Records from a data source
— Start —

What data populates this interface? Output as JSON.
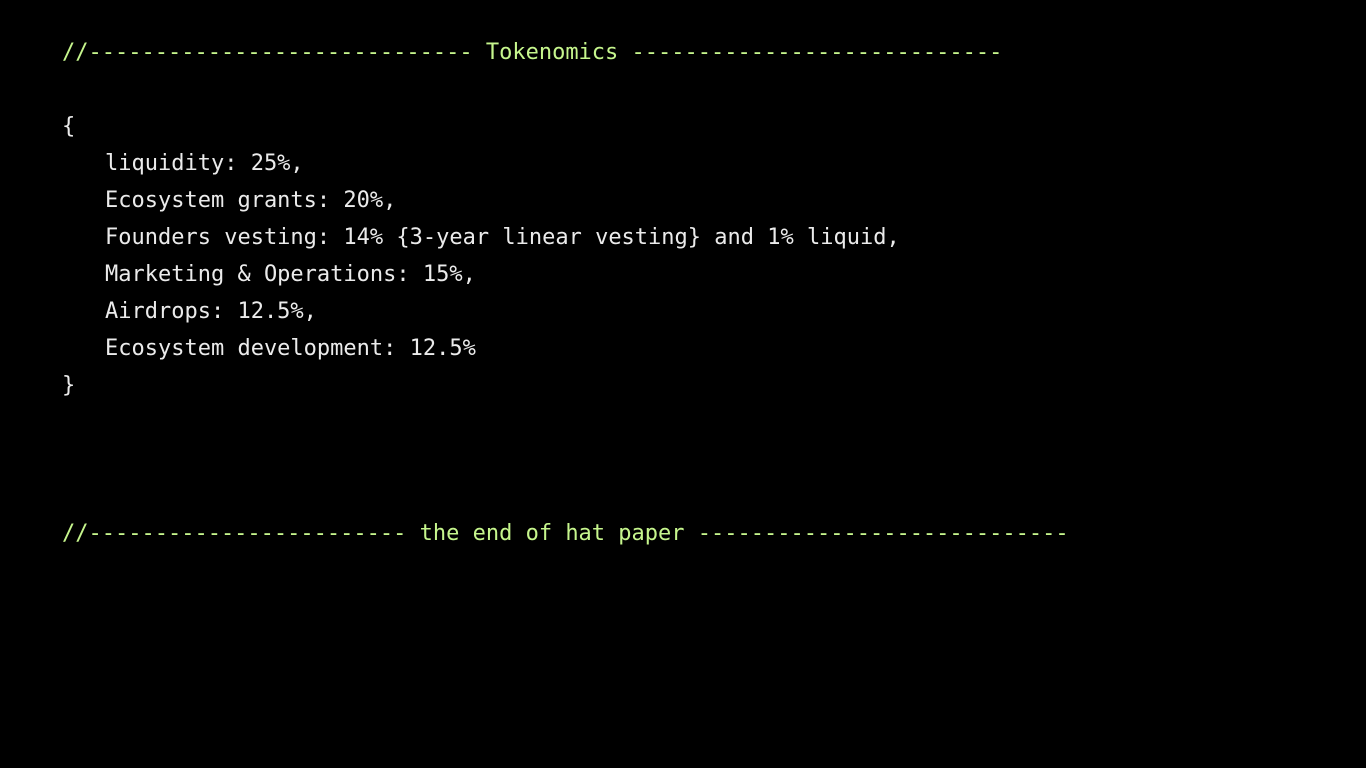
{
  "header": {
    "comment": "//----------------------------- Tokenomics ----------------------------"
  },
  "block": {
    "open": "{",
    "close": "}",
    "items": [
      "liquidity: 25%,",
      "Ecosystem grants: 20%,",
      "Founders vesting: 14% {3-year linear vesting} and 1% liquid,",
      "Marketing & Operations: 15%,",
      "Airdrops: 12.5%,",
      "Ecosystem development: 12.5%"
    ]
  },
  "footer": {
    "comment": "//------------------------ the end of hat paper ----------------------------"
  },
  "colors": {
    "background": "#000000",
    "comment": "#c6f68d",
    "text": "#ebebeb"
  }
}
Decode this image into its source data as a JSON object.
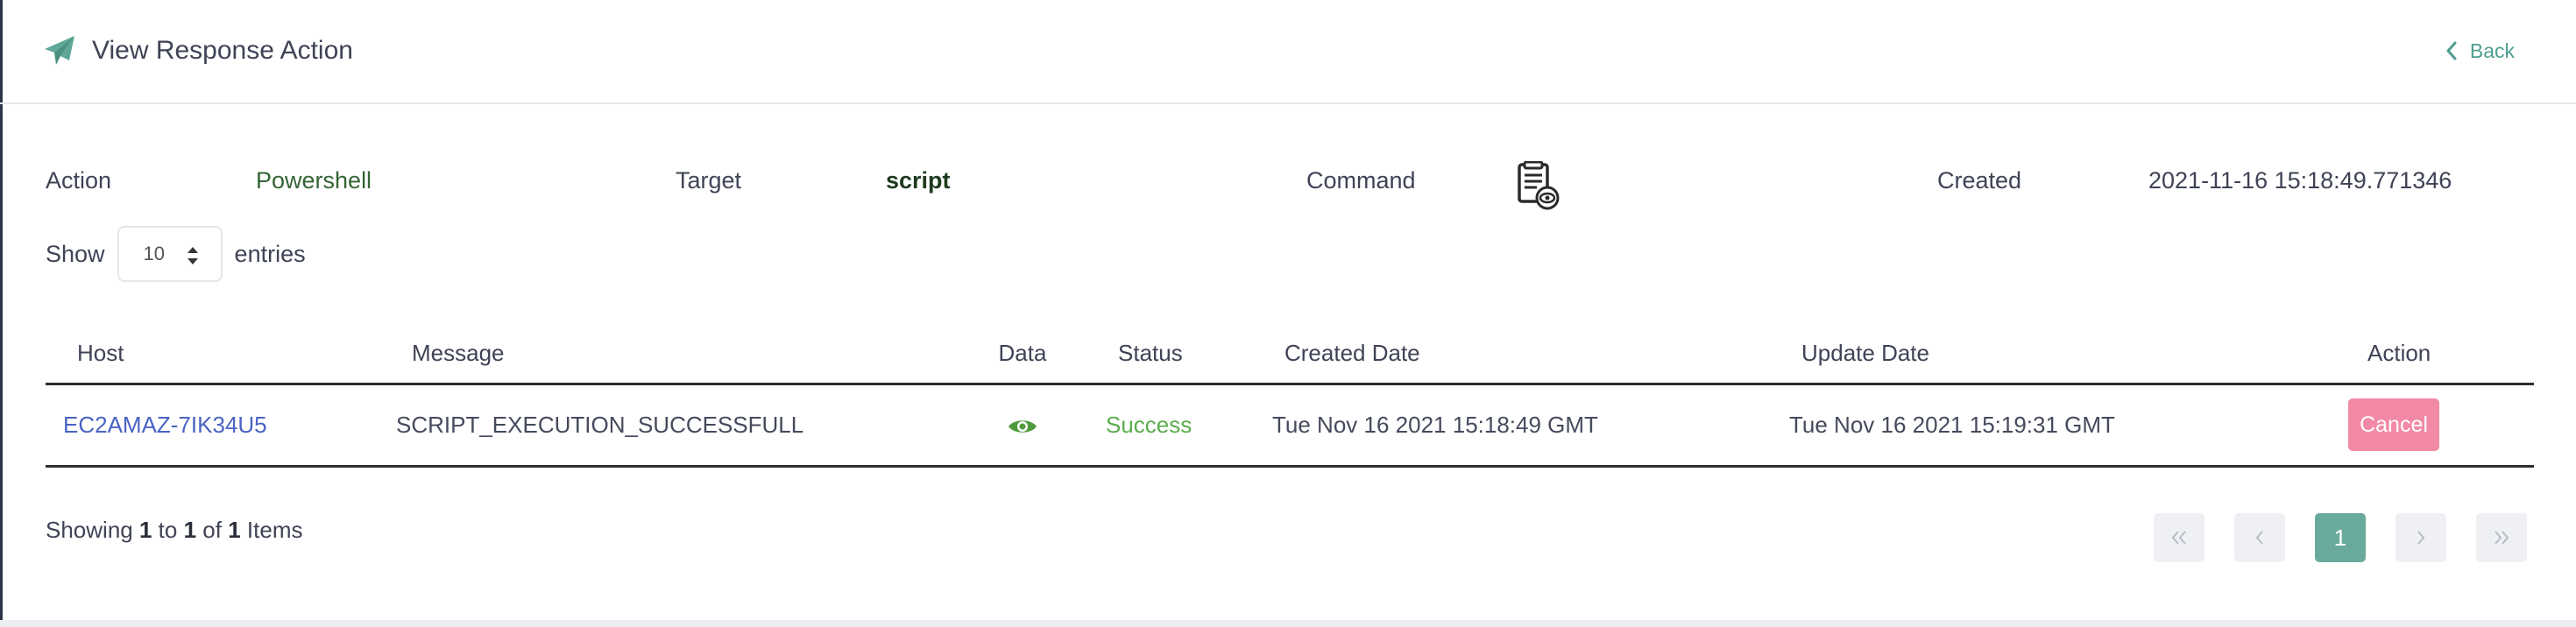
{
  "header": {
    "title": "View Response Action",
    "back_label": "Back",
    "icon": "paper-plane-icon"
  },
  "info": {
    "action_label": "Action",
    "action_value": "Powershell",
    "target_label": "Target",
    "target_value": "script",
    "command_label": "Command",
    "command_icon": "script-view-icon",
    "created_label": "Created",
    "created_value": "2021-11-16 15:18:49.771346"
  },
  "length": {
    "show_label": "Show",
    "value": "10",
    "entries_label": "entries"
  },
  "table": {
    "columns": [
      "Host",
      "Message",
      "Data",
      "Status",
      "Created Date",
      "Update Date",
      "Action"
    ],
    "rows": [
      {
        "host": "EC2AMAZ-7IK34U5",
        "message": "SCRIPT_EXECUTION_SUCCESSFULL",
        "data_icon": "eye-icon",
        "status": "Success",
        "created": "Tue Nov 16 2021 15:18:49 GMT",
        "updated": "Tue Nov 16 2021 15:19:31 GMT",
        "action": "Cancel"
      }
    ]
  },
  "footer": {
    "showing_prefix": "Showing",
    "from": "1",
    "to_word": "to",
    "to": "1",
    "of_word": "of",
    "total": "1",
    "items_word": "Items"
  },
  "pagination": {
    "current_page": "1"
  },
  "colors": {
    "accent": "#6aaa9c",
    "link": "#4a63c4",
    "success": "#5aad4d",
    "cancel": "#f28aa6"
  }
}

— End —

Work to do
The material above holds pictures; copy everything else in it exactly.

Full solution
What data populates this interface? Output as JSON.
{
  "header": {
    "comment": "//----------------------------- Tokenomics ----------------------------"
  },
  "block": {
    "open": "{",
    "close": "}",
    "items": [
      "liquidity: 25%,",
      "Ecosystem grants: 20%,",
      "Founders vesting: 14% {3-year linear vesting} and 1% liquid,",
      "Marketing & Operations: 15%,",
      "Airdrops: 12.5%,",
      "Ecosystem development: 12.5%"
    ]
  },
  "footer": {
    "comment": "//------------------------ the end of hat paper ----------------------------"
  },
  "colors": {
    "background": "#000000",
    "comment": "#c6f68d",
    "text": "#ebebeb"
  }
}
Decode this image into its source data as a JSON object.
{
  "header": {
    "title": "View Response Action",
    "back_label": "Back",
    "icon": "paper-plane-icon"
  },
  "info": {
    "action_label": "Action",
    "action_value": "Powershell",
    "target_label": "Target",
    "target_value": "script",
    "command_label": "Command",
    "command_icon": "script-view-icon",
    "created_label": "Created",
    "created_value": "2021-11-16 15:18:49.771346"
  },
  "length": {
    "show_label": "Show",
    "value": "10",
    "entries_label": "entries"
  },
  "table": {
    "columns": [
      "Host",
      "Message",
      "Data",
      "Status",
      "Created Date",
      "Update Date",
      "Action"
    ],
    "rows": [
      {
        "host": "EC2AMAZ-7IK34U5",
        "message": "SCRIPT_EXECUTION_SUCCESSFULL",
        "data_icon": "eye-icon",
        "status": "Success",
        "created": "Tue Nov 16 2021 15:18:49 GMT",
        "updated": "Tue Nov 16 2021 15:19:31 GMT",
        "action": "Cancel"
      }
    ]
  },
  "footer": {
    "showing_prefix": "Showing",
    "from": "1",
    "to_word": "to",
    "to": "1",
    "of_word": "of",
    "total": "1",
    "items_word": "Items"
  },
  "pagination": {
    "current_page": "1"
  },
  "colors": {
    "accent": "#6aaa9c",
    "link": "#4a63c4",
    "success": "#5aad4d",
    "cancel": "#f28aa6"
  }
}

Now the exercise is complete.